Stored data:

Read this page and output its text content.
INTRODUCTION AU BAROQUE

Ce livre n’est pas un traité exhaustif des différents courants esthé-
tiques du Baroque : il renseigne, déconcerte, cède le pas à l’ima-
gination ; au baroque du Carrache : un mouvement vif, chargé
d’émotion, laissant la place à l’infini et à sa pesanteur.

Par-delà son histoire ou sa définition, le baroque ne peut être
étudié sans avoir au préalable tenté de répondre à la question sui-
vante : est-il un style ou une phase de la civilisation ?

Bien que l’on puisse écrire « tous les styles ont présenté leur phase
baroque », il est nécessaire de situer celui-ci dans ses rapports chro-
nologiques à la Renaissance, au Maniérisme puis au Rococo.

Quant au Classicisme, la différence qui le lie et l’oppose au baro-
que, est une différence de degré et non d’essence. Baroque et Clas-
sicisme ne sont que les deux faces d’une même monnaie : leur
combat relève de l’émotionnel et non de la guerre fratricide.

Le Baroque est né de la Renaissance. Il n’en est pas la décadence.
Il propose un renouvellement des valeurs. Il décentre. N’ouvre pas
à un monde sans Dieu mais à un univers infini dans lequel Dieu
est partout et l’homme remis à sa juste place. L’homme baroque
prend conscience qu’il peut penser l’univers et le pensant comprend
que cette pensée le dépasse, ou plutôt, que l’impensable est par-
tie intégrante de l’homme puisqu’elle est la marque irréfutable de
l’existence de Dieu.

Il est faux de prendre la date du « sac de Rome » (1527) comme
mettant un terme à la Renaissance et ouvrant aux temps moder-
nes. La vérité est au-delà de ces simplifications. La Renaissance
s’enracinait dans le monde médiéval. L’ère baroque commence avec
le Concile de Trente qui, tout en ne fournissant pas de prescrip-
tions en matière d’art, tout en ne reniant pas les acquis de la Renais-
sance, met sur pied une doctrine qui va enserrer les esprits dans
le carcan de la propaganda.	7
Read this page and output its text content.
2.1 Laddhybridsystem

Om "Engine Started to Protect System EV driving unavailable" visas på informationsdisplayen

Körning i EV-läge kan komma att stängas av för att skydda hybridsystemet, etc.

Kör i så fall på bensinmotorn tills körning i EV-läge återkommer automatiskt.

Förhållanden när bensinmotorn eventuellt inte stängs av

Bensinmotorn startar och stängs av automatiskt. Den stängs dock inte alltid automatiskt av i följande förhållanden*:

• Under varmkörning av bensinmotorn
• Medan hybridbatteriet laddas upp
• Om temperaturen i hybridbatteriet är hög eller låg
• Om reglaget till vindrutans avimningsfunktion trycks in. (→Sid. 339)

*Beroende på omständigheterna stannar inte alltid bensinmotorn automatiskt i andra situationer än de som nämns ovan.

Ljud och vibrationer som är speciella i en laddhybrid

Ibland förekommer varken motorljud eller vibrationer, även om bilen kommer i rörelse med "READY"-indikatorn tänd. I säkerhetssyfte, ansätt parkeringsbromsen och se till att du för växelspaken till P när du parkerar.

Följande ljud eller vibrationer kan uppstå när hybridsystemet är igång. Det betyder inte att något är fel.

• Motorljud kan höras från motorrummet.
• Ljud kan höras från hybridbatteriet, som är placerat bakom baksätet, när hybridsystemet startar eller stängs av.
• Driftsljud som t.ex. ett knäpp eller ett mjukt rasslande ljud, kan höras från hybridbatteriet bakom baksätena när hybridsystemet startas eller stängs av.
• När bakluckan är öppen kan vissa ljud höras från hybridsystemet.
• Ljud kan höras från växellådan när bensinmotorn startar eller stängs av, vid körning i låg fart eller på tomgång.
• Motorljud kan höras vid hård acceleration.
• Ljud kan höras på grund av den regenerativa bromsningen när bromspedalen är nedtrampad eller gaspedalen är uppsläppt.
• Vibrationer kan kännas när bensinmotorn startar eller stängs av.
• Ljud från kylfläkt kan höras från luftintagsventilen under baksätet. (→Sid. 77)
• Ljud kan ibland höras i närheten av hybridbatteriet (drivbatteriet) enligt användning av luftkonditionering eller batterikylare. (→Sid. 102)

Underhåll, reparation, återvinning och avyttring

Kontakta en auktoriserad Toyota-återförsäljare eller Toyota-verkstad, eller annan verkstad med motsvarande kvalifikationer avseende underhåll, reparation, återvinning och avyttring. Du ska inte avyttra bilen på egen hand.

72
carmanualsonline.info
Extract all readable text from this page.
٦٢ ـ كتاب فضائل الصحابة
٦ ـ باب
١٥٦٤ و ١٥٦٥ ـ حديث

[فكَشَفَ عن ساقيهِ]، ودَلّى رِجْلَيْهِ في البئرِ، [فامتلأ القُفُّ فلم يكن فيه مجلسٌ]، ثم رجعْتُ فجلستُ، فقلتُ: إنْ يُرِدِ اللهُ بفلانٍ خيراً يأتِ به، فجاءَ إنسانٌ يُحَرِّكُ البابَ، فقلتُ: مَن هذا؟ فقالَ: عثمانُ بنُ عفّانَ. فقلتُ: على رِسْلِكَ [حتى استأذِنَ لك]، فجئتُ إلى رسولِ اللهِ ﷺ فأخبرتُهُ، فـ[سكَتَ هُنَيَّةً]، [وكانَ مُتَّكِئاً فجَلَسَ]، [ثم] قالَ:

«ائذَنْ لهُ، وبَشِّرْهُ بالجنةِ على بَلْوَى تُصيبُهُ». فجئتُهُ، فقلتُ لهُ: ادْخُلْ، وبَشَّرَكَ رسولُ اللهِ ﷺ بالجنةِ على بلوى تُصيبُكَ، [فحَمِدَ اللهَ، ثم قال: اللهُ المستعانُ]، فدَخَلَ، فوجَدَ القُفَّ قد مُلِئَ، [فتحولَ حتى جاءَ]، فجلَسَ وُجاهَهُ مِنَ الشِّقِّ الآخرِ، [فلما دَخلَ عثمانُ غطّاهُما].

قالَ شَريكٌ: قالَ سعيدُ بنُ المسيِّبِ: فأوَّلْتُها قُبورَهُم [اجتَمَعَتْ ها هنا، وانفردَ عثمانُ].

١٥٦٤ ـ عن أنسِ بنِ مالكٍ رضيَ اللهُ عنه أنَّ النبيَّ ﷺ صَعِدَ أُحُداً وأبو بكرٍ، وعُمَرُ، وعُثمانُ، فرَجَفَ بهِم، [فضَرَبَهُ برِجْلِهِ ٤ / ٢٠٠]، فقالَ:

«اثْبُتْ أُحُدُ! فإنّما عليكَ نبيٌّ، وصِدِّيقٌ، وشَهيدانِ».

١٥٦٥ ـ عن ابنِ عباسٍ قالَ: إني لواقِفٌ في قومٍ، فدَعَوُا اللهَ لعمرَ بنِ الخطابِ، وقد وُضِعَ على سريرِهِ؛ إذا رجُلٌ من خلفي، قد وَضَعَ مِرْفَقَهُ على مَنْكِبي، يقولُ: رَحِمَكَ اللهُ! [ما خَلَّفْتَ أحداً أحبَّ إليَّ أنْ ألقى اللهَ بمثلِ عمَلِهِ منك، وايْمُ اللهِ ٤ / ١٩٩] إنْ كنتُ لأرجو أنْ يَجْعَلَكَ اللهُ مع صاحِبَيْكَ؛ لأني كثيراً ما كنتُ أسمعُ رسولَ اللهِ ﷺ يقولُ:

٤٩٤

*SET TASK*: Please set down all the data word for word.

*EXPECTED ANSWER*:
Read this page and output its text content.
INTRODUCTION AU BAROQUE

Ce livre n’est pas un traité exhaustif des différents courants esthé-
tiques du Baroque : il renseigne, déconcerte, cède le pas à l’ima-
gination ; au baroque du Carrache : un mouvement vif, chargé
d’émotion, laissant la place à l’infini et à sa pesanteur.

Par-delà son histoire ou sa définition, le baroque ne peut être
étudié sans avoir au préalable tenté de répondre à la question sui-
vante : est-il un style ou une phase de la civilisation ?

Bien que l’on puisse écrire « tous les styles ont présenté leur phase
baroque », il est nécessaire de situer celui-ci dans ses rapports chro-
nologiques à la Renaissance, au Maniérisme puis au Rococo.

Quant au Classicisme, la différence qui le lie et l’oppose au baro-
que, est une différence de degré et non d’essence. Baroque et Clas-
sicisme ne sont que les deux faces d’une même monnaie : leur
combat relève de l’émotionnel et non de la guerre fratricide.

Le Baroque est né de la Renaissance. Il n’en est pas la décadence.
Il propose un renouvellement des valeurs. Il décentre. N’ouvre pas
à un monde sans Dieu mais à un univers infini dans lequel Dieu
est partout et l’homme remis à sa juste place. L’homme baroque
prend conscience qu’il peut penser l’univers et le pensant comprend
que cette pensée le dépasse, ou plutôt, que l’impensable est par-
tie intégrante de l’homme puisqu’elle est la marque irréfutable de
l’existence de Dieu.

Il est faux de prendre la date du « sac de Rome » (1527) comme
mettant un terme à la Renaissance et ouvrant aux temps moder-
nes. La vérité est au-delà de ces simplifications. La Renaissance
s’enracinait dans le monde médiéval. L’ère baroque commence avec
le Concile de Trente qui, tout en ne fournissant pas de prescrip-
tions en matière d’art, tout en ne reniant pas les acquis de la Renais-
sance, met sur pied une doctrine qui va enserrer les esprits dans
le carcan de la propaganda.	7
Read this page and output its text content.
2.1 Laddhybridsystem

Om "Engine Started to Protect System EV driving unavailable" visas på informationsdisplayen

Körning i EV-läge kan komma att stängas av för att skydda hybridsystemet, etc.

Kör i så fall på bensinmotorn tills körning i EV-läge återkommer automatiskt.

Förhållanden när bensinmotorn eventuellt inte stängs av

Bensinmotorn startar och stängs av automatiskt. Den stängs dock inte alltid automatiskt av i följande förhållanden*:

• Under varmkörning av bensinmotorn
• Medan hybridbatteriet laddas upp
• Om temperaturen i hybridbatteriet är hög eller låg
• Om reglaget till vindrutans avimningsfunktion trycks in. (→Sid. 339)

*Beroende på omständigheterna stannar inte alltid bensinmotorn automatiskt i andra situationer än de som nämns ovan.

Ljud och vibrationer som är speciella i en laddhybrid

Ibland förekommer varken motorljud eller vibrationer, även om bilen kommer i rörelse med "READY"-indikatorn tänd. I säkerhetssyfte, ansätt parkeringsbromsen och se till att du för växelspaken till P när du parkerar.

Följande ljud eller vibrationer kan uppstå när hybridsystemet är igång. Det betyder inte att något är fel.

• Motorljud kan höras från motorrummet.
• Ljud kan höras från hybridbatteriet, som är placerat bakom baksätet, när hybridsystemet startar eller stängs av.
• Driftsljud som t.ex. ett knäpp eller ett mjukt rasslande ljud, kan höras från hybridbatteriet bakom baksätena när hybridsystemet startas eller stängs av.
• När bakluckan är öppen kan vissa ljud höras från hybridsystemet.
• Ljud kan höras från växellådan när bensinmotorn startar eller stängs av, vid körning i låg fart eller på tomgång.
• Motorljud kan höras vid hård acceleration.
• Ljud kan höras på grund av den regenerativa bromsningen när bromspedalen är nedtrampad eller gaspedalen är uppsläppt.
• Vibrationer kan kännas när bensinmotorn startar eller stängs av.
• Ljud från kylfläkt kan höras från luftintagsventilen under baksätet. (→Sid. 77)
• Ljud kan ibland höras i närheten av hybridbatteriet (drivbatteriet) enligt användning av luftkonditionering eller batterikylare. (→Sid. 102)

Underhåll, reparation, återvinning och avyttring

Kontakta en auktoriserad Toyota-återförsäljare eller Toyota-verkstad, eller annan verkstad med motsvarande kvalifikationer avseende underhåll, reparation, återvinning och avyttring. Du ska inte avyttra bilen på egen hand.

72
carmanualsonline.info
Extract all readable text from this page.
٦٢ ـ كتاب فضائل الصحابة
٦ ـ باب
١٥٦٤ و ١٥٦٥ ـ حديث

[فكَشَفَ عن ساقيهِ]، ودَلّى رِجْلَيْهِ في البئرِ، [فامتلأ القُفُّ فلم يكن فيه مجلسٌ]، ثم رجعْتُ فجلستُ، فقلتُ: إنْ يُرِدِ اللهُ بفلانٍ خيراً يأتِ به، فجاءَ إنسانٌ يُحَرِّكُ البابَ، فقلتُ: مَن هذا؟ فقالَ: عثمانُ بنُ عفّانَ. فقلتُ: على رِسْلِكَ [حتى استأذِنَ لك]، فجئتُ إلى رسولِ اللهِ ﷺ فأخبرتُهُ، فـ[سكَتَ هُنَيَّةً]، [وكانَ مُتَّكِئاً فجَلَسَ]، [ثم] قالَ:

«ائذَنْ لهُ، وبَشِّرْهُ بالجنةِ على بَلْوَى تُصيبُهُ». فجئتُهُ، فقلتُ لهُ: ادْخُلْ، وبَشَّرَكَ رسولُ اللهِ ﷺ بالجنةِ على بلوى تُصيبُكَ، [فحَمِدَ اللهَ، ثم قال: اللهُ المستعانُ]، فدَخَلَ، فوجَدَ القُفَّ قد مُلِئَ، [فتحولَ حتى جاءَ]، فجلَسَ وُجاهَهُ مِنَ الشِّقِّ الآخرِ، [فلما دَخلَ عثمانُ غطّاهُما].

قالَ شَريكٌ: قالَ سعيدُ بنُ المسيِّبِ: فأوَّلْتُها قُبورَهُم [اجتَمَعَتْ ها هنا، وانفردَ عثمانُ].

١٥٦٤ ـ عن أنسِ بنِ مالكٍ رضيَ اللهُ عنه أنَّ النبيَّ ﷺ صَعِدَ أُحُداً وأبو بكرٍ، وعُمَرُ، وعُثمانُ، فرَجَفَ بهِم، [فضَرَبَهُ برِجْلِهِ ٤ / ٢٠٠]، فقالَ:

«اثْبُتْ أُحُدُ! فإنّما عليكَ نبيٌّ، وصِدِّيقٌ، وشَهيدانِ».

١٥٦٥ ـ عن ابنِ عباسٍ قالَ: إني لواقِفٌ في قومٍ، فدَعَوُا اللهَ لعمرَ بنِ الخطابِ، وقد وُضِعَ على سريرِهِ؛ إذا رجُلٌ من خلفي، قد وَضَعَ مِرْفَقَهُ على مَنْكِبي، يقولُ: رَحِمَكَ اللهُ! [ما خَلَّفْتَ أحداً أحبَّ إليَّ أنْ ألقى اللهَ بمثلِ عمَلِهِ منك، وايْمُ اللهِ ٤ / ١٩٩] إنْ كنتُ لأرجو أنْ يَجْعَلَكَ اللهُ مع صاحِبَيْكَ؛ لأني كثيراً ما كنتُ أسمعُ رسولَ اللهِ ﷺ يقولُ:

٤٩٤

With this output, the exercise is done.